All entries are to be given again verbatim.
## start
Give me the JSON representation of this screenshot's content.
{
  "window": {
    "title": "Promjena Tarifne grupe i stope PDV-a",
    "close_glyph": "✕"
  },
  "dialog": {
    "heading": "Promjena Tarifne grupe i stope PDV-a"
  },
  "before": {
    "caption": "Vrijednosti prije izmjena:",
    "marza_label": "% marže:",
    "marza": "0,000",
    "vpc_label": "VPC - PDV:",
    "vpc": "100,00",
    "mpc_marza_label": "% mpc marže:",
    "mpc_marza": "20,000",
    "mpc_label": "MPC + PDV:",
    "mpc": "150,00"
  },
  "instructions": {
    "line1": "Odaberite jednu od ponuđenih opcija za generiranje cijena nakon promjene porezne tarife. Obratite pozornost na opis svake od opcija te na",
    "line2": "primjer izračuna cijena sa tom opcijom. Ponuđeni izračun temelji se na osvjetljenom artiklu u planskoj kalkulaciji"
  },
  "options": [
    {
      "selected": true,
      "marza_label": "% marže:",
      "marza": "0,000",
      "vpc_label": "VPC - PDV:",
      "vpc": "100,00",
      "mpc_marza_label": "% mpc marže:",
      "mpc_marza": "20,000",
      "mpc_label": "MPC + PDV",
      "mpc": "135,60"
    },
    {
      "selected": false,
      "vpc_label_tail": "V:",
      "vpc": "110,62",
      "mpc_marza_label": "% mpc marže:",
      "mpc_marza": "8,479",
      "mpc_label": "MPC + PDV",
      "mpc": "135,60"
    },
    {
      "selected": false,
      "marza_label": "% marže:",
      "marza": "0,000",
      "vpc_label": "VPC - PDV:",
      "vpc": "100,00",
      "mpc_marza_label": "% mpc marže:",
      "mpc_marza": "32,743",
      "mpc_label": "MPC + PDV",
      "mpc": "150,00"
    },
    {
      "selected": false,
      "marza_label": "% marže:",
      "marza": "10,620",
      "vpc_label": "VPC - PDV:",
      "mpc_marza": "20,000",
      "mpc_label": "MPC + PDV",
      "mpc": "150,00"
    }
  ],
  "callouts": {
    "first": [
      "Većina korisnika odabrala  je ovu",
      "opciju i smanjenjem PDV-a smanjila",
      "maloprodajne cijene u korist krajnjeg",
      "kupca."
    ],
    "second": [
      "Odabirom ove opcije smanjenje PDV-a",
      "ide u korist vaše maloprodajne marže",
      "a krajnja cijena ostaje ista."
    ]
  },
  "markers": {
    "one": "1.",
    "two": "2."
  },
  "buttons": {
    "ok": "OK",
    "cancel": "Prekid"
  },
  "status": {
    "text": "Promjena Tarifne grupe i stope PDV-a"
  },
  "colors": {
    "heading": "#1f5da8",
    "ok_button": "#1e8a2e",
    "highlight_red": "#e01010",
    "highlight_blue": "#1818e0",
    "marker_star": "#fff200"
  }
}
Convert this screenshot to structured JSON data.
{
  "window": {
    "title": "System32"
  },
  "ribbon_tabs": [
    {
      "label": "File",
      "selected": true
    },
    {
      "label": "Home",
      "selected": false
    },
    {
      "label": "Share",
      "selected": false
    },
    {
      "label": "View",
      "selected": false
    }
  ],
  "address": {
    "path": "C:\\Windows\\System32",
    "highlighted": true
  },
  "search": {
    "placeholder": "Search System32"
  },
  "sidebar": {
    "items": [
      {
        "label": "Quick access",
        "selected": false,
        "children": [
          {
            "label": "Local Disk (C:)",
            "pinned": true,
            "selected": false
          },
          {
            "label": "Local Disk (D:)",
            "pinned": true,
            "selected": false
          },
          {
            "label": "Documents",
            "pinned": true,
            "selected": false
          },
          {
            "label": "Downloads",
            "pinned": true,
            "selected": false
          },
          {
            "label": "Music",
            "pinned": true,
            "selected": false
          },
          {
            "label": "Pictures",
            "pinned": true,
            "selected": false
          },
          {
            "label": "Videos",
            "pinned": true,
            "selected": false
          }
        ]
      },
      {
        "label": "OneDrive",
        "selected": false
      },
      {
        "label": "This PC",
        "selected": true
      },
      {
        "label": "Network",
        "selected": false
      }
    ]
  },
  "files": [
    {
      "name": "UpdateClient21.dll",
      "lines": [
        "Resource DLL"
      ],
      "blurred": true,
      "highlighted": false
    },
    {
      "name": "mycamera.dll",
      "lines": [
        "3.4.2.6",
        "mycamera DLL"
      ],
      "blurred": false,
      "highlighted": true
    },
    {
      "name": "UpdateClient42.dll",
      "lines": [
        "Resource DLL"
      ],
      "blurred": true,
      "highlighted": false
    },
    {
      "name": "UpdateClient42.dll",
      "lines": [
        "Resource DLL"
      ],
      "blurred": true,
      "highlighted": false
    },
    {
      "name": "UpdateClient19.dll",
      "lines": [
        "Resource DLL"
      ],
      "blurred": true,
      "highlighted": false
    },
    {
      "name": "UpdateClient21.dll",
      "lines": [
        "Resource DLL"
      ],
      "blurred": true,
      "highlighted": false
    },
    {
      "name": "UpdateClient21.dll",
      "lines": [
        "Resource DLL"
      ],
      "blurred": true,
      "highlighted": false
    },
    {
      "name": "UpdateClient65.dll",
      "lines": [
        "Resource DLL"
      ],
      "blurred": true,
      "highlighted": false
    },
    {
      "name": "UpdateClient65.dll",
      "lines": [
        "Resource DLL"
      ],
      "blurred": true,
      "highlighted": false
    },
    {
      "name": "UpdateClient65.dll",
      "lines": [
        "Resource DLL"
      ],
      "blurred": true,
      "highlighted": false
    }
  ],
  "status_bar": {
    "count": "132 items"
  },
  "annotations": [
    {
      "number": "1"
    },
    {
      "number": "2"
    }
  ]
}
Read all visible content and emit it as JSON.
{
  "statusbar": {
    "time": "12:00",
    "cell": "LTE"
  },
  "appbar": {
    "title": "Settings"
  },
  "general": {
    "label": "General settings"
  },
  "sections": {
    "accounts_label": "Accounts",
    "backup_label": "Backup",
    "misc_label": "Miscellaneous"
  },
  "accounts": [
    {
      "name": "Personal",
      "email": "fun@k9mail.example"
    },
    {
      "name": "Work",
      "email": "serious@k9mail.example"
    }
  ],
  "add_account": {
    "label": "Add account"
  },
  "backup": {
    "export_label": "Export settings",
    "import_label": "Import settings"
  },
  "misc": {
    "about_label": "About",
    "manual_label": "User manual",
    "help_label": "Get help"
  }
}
## end
Result >>
Give me the JSON representation of this screenshot's content.
{
  "window": {
    "title": "Promjena Tarifne grupe i stope PDV-a",
    "close_glyph": "✕"
  },
  "dialog": {
    "heading": "Promjena Tarifne grupe i stope PDV-a"
  },
  "before": {
    "caption": "Vrijednosti prije izmjena:",
    "marza_label": "% marže:",
    "marza": "0,000",
    "vpc_label": "VPC - PDV:",
    "vpc": "100,00",
    "mpc_marza_label": "% mpc marže:",
    "mpc_marza": "20,000",
    "mpc_label": "MPC + PDV:",
    "mpc": "150,00"
  },
  "instructions": {
    "line1": "Odaberite jednu od ponuđenih opcija za generiranje cijena nakon promjene porezne tarife. Obratite pozornost na opis svake od opcija te na",
    "line2": "primjer izračuna cijena sa tom opcijom. Ponuđeni izračun temelji se na osvjetljenom artiklu u planskoj kalkulaciji"
  },
  "options": [
    {
      "selected": true,
      "marza_label": "% marže:",
      "marza": "0,000",
      "vpc_label": "VPC - PDV:",
      "vpc": "100,00",
      "mpc_marza_label": "% mpc marže:",
      "mpc_marza": "20,000",
      "mpc_label": "MPC + PDV",
      "mpc": "135,60"
    },
    {
      "selected": false,
      "vpc_label_tail": "V:",
      "vpc": "110,62",
      "mpc_marza_label": "% mpc marže:",
      "mpc_marza": "8,479",
      "mpc_label": "MPC + PDV",
      "mpc": "135,60"
    },
    {
      "selected": false,
      "marza_label": "% marže:",
      "marza": "0,000",
      "vpc_label": "VPC - PDV:",
      "vpc": "100,00",
      "mpc_marza_label": "% mpc marže:",
      "mpc_marza": "32,743",
      "mpc_label": "MPC + PDV",
      "mpc": "150,00"
    },
    {
      "selected": false,
      "marza_label": "% marže:",
      "marza": "10,620",
      "vpc_label": "VPC - PDV:",
      "mpc_marza": "20,000",
      "mpc_label": "MPC + PDV",
      "mpc": "150,00"
    }
  ],
  "callouts": {
    "first": [
      "Većina korisnika odabrala  je ovu",
      "opciju i smanjenjem PDV-a smanjila",
      "maloprodajne cijene u korist krajnjeg",
      "kupca."
    ],
    "second": [
      "Odabirom ove opcije smanjenje PDV-a",
      "ide u korist vaše maloprodajne marže",
      "a krajnja cijena ostaje ista."
    ]
  },
  "markers": {
    "one": "1.",
    "two": "2."
  },
  "buttons": {
    "ok": "OK",
    "cancel": "Prekid"
  },
  "status": {
    "text": "Promjena Tarifne grupe i stope PDV-a"
  },
  "colors": {
    "heading": "#1f5da8",
    "ok_button": "#1e8a2e",
    "highlight_red": "#e01010",
    "highlight_blue": "#1818e0",
    "marker_star": "#fff200"
  }
}
Convert this screenshot to structured JSON data.
{
  "window": {
    "title": "System32"
  },
  "ribbon_tabs": [
    {
      "label": "File",
      "selected": true
    },
    {
      "label": "Home",
      "selected": false
    },
    {
      "label": "Share",
      "selected": false
    },
    {
      "label": "View",
      "selected": false
    }
  ],
  "address": {
    "path": "C:\\Windows\\System32",
    "highlighted": true
  },
  "search": {
    "placeholder": "Search System32"
  },
  "sidebar": {
    "items": [
      {
        "label": "Quick access",
        "selected": false,
        "children": [
          {
            "label": "Local Disk (C:)",
            "pinned": true,
            "selected": false
          },
          {
            "label": "Local Disk (D:)",
            "pinned": true,
            "selected": false
          },
          {
            "label": "Documents",
            "pinned": true,
            "selected": false
          },
          {
            "label": "Downloads",
            "pinned": true,
            "selected": false
          },
          {
            "label": "Music",
            "pinned": true,
            "selected": false
          },
          {
            "label": "Pictures",
            "pinned": true,
            "selected": false
          },
          {
            "label": "Videos",
            "pinned": true,
            "selected": false
          }
        ]
      },
      {
        "label": "OneDrive",
        "selected": false
      },
      {
        "label": "This PC",
        "selected": true
      },
      {
        "label": "Network",
        "selected": false
      }
    ]
  },
  "files": [
    {
      "name": "UpdateClient21.dll",
      "lines": [
        "Resource DLL"
      ],
      "blurred": true,
      "highlighted": false
    },
    {
      "name": "mycamera.dll",
      "lines": [
        "3.4.2.6",
        "mycamera DLL"
      ],
      "blurred": false,
      "highlighted": true
    },
    {
      "name": "UpdateClient42.dll",
      "lines": [
        "Resource DLL"
      ],
      "blurred": true,
      "highlighted": false
    },
    {
      "name": "UpdateClient42.dll",
      "lines": [
        "Resource DLL"
      ],
      "blurred": true,
      "highlighted": false
    },
    {
      "name": "UpdateClient19.dll",
      "lines": [
        "Resource DLL"
      ],
      "blurred": true,
      "highlighted": false
    },
    {
      "name": "UpdateClient21.dll",
      "lines": [
        "Resource DLL"
      ],
      "blurred": true,
      "highlighted": false
    },
    {
      "name": "UpdateClient21.dll",
      "lines": [
        "Resource DLL"
      ],
      "blurred": true,
      "highlighted": false
    },
    {
      "name": "UpdateClient65.dll",
      "lines": [
        "Resource DLL"
      ],
      "blurred": true,
      "highlighted": false
    },
    {
      "name": "UpdateClient65.dll",
      "lines": [
        "Resource DLL"
      ],
      "blurred": true,
      "highlighted": false
    },
    {
      "name": "UpdateClient65.dll",
      "lines": [
        "Resource DLL"
      ],
      "blurred": true,
      "highlighted": false
    }
  ],
  "status_bar": {
    "count": "132 items"
  },
  "annotations": [
    {
      "number": "1"
    },
    {
      "number": "2"
    }
  ]
}
Read all visible content and emit it as JSON.
{
  "statusbar": {
    "time": "12:00",
    "cell": "LTE"
  },
  "appbar": {
    "title": "Settings"
  },
  "general": {
    "label": "General settings"
  },
  "sections": {
    "accounts_label": "Accounts",
    "backup_label": "Backup",
    "misc_label": "Miscellaneous"
  },
  "accounts": [
    {
      "name": "Personal",
      "email": "fun@k9mail.example"
    },
    {
      "name": "Work",
      "email": "serious@k9mail.example"
    }
  ],
  "add_account": {
    "label": "Add account"
  },
  "backup": {
    "export_label": "Export settings",
    "import_label": "Import settings"
  },
  "misc": {
    "about_label": "About",
    "manual_label": "User manual",
    "help_label": "Get help"
  }
}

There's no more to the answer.